Select and reproduce each line of the listing below that bears the string "level".

§ Data for processing:
-- START --

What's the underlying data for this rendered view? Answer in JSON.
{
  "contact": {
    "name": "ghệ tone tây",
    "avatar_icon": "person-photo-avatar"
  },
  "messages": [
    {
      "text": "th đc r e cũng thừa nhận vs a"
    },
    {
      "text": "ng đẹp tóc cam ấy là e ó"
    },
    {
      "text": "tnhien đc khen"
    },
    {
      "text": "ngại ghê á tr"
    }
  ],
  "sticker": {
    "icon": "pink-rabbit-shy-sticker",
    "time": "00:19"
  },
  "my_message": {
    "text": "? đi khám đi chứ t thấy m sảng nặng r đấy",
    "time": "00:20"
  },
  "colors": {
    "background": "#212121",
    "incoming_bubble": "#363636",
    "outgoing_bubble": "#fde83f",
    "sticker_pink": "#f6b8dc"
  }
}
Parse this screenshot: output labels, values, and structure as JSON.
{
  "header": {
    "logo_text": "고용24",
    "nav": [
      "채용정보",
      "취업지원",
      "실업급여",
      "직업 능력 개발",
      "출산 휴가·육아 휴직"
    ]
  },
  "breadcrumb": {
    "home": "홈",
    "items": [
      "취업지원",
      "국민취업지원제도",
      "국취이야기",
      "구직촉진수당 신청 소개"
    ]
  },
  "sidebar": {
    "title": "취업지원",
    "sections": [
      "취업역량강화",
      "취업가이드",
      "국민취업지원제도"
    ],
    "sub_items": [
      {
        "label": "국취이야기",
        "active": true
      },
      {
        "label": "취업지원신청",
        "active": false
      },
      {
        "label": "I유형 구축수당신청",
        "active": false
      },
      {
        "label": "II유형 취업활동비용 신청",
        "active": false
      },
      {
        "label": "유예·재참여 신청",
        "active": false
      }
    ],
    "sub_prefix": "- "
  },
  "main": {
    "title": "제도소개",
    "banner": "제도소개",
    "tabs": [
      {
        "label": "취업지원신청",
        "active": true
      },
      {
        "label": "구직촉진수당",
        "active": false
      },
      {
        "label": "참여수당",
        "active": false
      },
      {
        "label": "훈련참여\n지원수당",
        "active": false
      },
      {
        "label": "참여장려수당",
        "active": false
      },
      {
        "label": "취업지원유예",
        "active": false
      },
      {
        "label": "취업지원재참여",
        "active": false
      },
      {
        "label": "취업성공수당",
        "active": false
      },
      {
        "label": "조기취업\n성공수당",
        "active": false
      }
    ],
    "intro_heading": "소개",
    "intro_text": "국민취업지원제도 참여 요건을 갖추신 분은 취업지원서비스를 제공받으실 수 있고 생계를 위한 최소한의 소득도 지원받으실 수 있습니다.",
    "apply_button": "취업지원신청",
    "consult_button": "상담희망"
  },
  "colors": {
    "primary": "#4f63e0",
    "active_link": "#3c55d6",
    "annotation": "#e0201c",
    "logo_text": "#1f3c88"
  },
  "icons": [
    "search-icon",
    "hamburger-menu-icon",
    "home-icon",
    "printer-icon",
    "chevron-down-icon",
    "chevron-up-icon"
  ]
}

-- END --
-- START --

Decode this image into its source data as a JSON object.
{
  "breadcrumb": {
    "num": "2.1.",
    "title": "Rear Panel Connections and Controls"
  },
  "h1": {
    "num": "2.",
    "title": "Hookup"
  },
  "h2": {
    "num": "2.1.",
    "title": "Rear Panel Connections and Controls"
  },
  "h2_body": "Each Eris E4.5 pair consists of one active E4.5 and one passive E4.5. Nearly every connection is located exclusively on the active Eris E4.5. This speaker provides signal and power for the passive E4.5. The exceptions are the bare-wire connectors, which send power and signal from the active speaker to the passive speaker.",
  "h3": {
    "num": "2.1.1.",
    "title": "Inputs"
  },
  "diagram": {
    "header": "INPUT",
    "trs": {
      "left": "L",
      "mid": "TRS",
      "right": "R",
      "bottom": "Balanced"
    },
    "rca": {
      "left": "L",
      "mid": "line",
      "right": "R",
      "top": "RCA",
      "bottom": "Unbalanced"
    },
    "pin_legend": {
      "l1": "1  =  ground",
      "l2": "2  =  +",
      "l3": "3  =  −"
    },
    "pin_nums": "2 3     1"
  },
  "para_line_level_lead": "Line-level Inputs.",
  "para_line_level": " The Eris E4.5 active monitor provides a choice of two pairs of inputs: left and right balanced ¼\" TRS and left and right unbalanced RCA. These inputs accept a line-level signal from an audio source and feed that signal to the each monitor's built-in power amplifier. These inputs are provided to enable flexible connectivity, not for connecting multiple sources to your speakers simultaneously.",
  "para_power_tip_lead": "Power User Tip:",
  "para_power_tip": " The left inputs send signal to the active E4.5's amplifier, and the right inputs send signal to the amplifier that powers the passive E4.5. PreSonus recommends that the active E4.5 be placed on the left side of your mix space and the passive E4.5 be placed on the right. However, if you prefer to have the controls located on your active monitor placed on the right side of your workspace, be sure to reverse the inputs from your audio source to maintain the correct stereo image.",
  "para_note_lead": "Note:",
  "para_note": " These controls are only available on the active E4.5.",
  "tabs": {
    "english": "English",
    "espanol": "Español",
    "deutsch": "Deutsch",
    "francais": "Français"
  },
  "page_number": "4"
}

-- END --

§ Task result:
  "para_line_level_lead": "Line-level Inputs.",
  "para_line_level": " The Eris E4.5 active monitor provides a choice of two pairs of inputs: left and right balanced ¼\" TRS and left and right unbalanced RCA. These inputs accept a line-level signal from an audio source and feed that signal to the each monitor's built-in power amplifier. These inputs are provided to enable flexible connectivity, not for connecting multiple sources to your speakers simultaneously.",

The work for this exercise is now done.